Entries from a data collection:
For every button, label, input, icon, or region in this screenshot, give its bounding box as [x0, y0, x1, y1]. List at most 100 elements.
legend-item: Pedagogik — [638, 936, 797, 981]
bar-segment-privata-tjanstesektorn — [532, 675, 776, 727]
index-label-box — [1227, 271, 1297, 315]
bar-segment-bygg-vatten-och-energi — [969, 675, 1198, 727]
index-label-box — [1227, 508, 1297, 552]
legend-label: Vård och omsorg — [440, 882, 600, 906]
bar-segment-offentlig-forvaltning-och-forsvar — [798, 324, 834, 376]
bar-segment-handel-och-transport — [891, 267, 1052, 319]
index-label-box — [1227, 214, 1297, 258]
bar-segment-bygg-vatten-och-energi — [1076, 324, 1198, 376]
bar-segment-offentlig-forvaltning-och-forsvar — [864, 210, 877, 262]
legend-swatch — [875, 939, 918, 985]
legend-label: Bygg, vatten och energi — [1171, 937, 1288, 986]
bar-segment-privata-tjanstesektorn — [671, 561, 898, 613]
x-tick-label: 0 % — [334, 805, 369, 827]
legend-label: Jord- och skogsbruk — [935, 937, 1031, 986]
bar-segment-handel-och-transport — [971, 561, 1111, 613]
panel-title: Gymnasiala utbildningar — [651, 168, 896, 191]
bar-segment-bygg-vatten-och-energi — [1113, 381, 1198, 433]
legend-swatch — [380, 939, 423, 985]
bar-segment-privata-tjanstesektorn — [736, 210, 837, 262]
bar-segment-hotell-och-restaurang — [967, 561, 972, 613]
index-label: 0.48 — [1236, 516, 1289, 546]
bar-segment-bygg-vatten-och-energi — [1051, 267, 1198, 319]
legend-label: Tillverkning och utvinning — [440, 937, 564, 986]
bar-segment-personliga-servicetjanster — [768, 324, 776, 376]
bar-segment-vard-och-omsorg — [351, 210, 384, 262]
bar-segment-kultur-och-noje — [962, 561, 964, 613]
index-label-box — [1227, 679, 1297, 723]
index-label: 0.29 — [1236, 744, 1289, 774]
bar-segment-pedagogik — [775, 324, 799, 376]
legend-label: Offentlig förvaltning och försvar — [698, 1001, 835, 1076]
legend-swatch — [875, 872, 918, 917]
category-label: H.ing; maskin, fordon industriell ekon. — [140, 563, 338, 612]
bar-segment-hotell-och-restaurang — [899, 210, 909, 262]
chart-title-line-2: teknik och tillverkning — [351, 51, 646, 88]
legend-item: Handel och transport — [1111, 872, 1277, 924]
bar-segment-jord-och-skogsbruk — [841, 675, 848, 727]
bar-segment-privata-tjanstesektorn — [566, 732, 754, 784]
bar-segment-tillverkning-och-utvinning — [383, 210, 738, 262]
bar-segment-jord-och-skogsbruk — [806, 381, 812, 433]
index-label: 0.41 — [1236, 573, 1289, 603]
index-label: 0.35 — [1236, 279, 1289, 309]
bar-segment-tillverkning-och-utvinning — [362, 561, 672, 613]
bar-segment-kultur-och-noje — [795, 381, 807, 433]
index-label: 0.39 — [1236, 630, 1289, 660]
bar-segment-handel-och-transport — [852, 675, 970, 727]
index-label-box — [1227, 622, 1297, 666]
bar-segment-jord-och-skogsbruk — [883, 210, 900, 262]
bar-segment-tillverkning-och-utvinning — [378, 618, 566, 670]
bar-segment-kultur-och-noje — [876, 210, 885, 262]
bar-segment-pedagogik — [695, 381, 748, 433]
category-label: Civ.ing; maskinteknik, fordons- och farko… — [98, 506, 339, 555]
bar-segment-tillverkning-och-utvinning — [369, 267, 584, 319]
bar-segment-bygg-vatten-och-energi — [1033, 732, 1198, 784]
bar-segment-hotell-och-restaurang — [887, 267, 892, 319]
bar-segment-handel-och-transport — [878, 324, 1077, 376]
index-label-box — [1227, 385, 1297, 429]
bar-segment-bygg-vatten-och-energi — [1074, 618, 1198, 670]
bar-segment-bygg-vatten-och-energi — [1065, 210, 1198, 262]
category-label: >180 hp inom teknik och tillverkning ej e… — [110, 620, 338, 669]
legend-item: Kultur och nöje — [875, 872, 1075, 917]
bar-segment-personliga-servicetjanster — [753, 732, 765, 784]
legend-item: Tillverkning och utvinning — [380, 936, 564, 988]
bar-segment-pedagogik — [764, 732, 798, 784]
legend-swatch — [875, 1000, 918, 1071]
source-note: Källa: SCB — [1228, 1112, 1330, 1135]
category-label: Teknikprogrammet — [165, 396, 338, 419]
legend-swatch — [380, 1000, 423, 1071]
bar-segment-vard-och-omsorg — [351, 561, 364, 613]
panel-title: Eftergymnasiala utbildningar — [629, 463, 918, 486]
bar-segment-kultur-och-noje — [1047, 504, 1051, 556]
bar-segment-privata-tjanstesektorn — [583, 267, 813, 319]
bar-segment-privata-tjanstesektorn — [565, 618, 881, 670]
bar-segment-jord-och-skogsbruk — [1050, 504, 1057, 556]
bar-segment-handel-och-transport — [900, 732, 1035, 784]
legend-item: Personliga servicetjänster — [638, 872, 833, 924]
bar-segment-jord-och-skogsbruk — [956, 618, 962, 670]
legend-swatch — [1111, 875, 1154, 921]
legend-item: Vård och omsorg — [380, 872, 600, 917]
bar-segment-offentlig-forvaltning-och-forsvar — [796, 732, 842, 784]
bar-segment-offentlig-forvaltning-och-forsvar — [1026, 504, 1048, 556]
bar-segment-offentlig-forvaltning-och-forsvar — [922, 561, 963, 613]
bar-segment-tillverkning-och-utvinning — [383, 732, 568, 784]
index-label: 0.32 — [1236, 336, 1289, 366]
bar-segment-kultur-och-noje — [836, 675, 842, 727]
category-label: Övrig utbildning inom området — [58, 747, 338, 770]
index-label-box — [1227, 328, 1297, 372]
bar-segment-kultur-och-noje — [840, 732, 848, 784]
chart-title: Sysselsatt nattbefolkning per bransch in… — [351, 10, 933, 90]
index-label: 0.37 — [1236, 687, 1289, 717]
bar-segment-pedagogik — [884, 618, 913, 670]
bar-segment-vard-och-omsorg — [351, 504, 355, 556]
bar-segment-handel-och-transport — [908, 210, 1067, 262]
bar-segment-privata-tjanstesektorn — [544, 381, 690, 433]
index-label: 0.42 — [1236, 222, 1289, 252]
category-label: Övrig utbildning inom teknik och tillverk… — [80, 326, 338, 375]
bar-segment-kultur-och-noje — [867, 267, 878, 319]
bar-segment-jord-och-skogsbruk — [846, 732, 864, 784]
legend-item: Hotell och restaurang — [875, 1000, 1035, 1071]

Instructions for the task:
Please duplicate every line of these entries, changing nothing.

Written response:
For every button, label, input, icon, or region in this screenshot, give its bounding box as [x0, y0, x1, y1]. List at most 100 elements.
legend-item: Pedagogik — [638, 936, 797, 981]
bar-segment-privata-tjanstesektorn — [532, 675, 776, 727]
index-label-box — [1227, 271, 1297, 315]
bar-segment-bygg-vatten-och-energi — [969, 675, 1198, 727]
index-label-box — [1227, 508, 1297, 552]
legend-label: Vård och omsorg — [440, 882, 600, 906]
bar-segment-offentlig-forvaltning-och-forsvar — [798, 324, 834, 376]
bar-segment-handel-och-transport — [891, 267, 1052, 319]
index-label-box — [1227, 214, 1297, 258]
bar-segment-bygg-vatten-och-energi — [1076, 324, 1198, 376]
bar-segment-offentlig-forvaltning-och-forsvar — [864, 210, 877, 262]
legend-swatch — [875, 939, 918, 985]
legend-label: Bygg, vatten och energi — [1171, 937, 1288, 986]
bar-segment-privata-tjanstesektorn — [671, 561, 898, 613]
x-tick-label: 0 % — [334, 805, 369, 827]
legend-label: Jord- och skogsbruk — [935, 937, 1031, 986]
bar-segment-handel-och-transport — [971, 561, 1111, 613]
panel-title: Gymnasiala utbildningar — [651, 168, 896, 191]
bar-segment-bygg-vatten-och-energi — [1113, 381, 1198, 433]
legend-swatch — [380, 939, 423, 985]
bar-segment-privata-tjanstesektorn — [736, 210, 837, 262]
bar-segment-hotell-och-restaurang — [967, 561, 972, 613]
index-label: 0.48 — [1236, 516, 1289, 546]
bar-segment-bygg-vatten-och-energi — [1051, 267, 1198, 319]
legend-label: Tillverkning och utvinning — [440, 937, 564, 986]
bar-segment-personliga-servicetjanster — [768, 324, 776, 376]
bar-segment-vard-och-omsorg — [351, 210, 384, 262]
bar-segment-kultur-och-noje — [962, 561, 964, 613]
index-label-box — [1227, 679, 1297, 723]
index-label: 0.29 — [1236, 744, 1289, 774]
bar-segment-pedagogik — [775, 324, 799, 376]
legend-label: Offentlig förvaltning och försvar — [698, 1001, 835, 1076]
legend-swatch — [875, 872, 918, 917]
category-label: H.ing; maskin, fordon industriell ekon. — [140, 563, 338, 612]
bar-segment-hotell-och-restaurang — [899, 210, 909, 262]
chart-title-line-2: teknik och tillverkning — [351, 51, 646, 88]
legend-item: Handel och transport — [1111, 872, 1277, 924]
bar-segment-jord-och-skogsbruk — [841, 675, 848, 727]
bar-segment-privata-tjanstesektorn — [566, 732, 754, 784]
bar-segment-tillverkning-och-utvinning — [383, 210, 738, 262]
bar-segment-jord-och-skogsbruk — [806, 381, 812, 433]
index-label: 0.41 — [1236, 573, 1289, 603]
index-label: 0.35 — [1236, 279, 1289, 309]
bar-segment-tillverkning-och-utvinning — [362, 561, 672, 613]
bar-segment-kultur-och-noje — [795, 381, 807, 433]
index-label: 0.39 — [1236, 630, 1289, 660]
bar-segment-handel-och-transport — [852, 675, 970, 727]
index-label-box — [1227, 622, 1297, 666]
bar-segment-jord-och-skogsbruk — [883, 210, 900, 262]
bar-segment-tillverkning-och-utvinning — [378, 618, 566, 670]
bar-segment-kultur-och-noje — [876, 210, 885, 262]
bar-segment-pedagogik — [695, 381, 748, 433]
category-label: Civ.ing; maskinteknik, fordons- och farko… — [98, 506, 339, 555]
bar-segment-tillverkning-och-utvinning — [369, 267, 584, 319]
bar-segment-bygg-vatten-och-energi — [1033, 732, 1198, 784]
bar-segment-hotell-och-restaurang — [887, 267, 892, 319]
bar-segment-handel-och-transport — [878, 324, 1077, 376]
index-label-box — [1227, 385, 1297, 429]
bar-segment-bygg-vatten-och-energi — [1074, 618, 1198, 670]
bar-segment-bygg-vatten-och-energi — [1065, 210, 1198, 262]
category-label: >180 hp inom teknik och tillverkning ej e… — [110, 620, 338, 669]
legend-item: Kultur och nöje — [875, 872, 1075, 917]
bar-segment-personliga-servicetjanster — [753, 732, 765, 784]
legend-item: Tillverkning och utvinning — [380, 936, 564, 988]
bar-segment-pedagogik — [764, 732, 798, 784]
legend-swatch — [875, 1000, 918, 1071]
source-note: Källa: SCB — [1228, 1112, 1330, 1135]
category-label: Teknikprogrammet — [165, 396, 338, 419]
legend-swatch — [380, 1000, 423, 1071]
bar-segment-vard-och-omsorg — [351, 561, 364, 613]
panel-title: Eftergymnasiala utbildningar — [629, 463, 918, 486]
bar-segment-kultur-och-noje — [1047, 504, 1051, 556]
bar-segment-privata-tjanstesektorn — [583, 267, 813, 319]
bar-segment-privata-tjanstesektorn — [565, 618, 881, 670]
bar-segment-jord-och-skogsbruk — [1050, 504, 1057, 556]
bar-segment-handel-och-transport — [900, 732, 1035, 784]
legend-item: Personliga servicetjänster — [638, 872, 833, 924]
bar-segment-jord-och-skogsbruk — [956, 618, 962, 670]
legend-swatch — [1111, 875, 1154, 921]
legend-item: Vård och omsorg — [380, 872, 600, 917]
bar-segment-offentlig-forvaltning-och-forsvar — [796, 732, 842, 784]
bar-segment-offentlig-forvaltning-och-forsvar — [1026, 504, 1048, 556]
bar-segment-offentlig-forvaltning-och-forsvar — [922, 561, 963, 613]
bar-segment-tillverkning-och-utvinning — [383, 732, 568, 784]
index-label: 0.32 — [1236, 336, 1289, 366]
bar-segment-kultur-och-noje — [836, 675, 842, 727]
category-label: Övrig utbildning inom området — [58, 747, 338, 770]
index-label-box — [1227, 328, 1297, 372]
bar-segment-kultur-och-noje — [840, 732, 848, 784]
chart-title: Sysselsatt nattbefolkning per bransch in… — [351, 10, 933, 90]
index-label: 0.37 — [1236, 687, 1289, 717]
bar-segment-pedagogik — [884, 618, 913, 670]
bar-segment-vard-och-omsorg — [351, 504, 355, 556]
bar-segment-handel-och-transport — [908, 210, 1067, 262]
bar-segment-privata-tjanstesektorn — [544, 381, 690, 433]
index-label: 0.42 — [1236, 222, 1289, 252]
category-label: Övrig utbildning inom teknik och tillverk… — [80, 326, 338, 375]
bar-segment-kultur-och-noje — [867, 267, 878, 319]
bar-segment-jord-och-skogsbruk — [846, 732, 864, 784]
legend-item: Hotell och restaurang — [875, 1000, 1035, 1071]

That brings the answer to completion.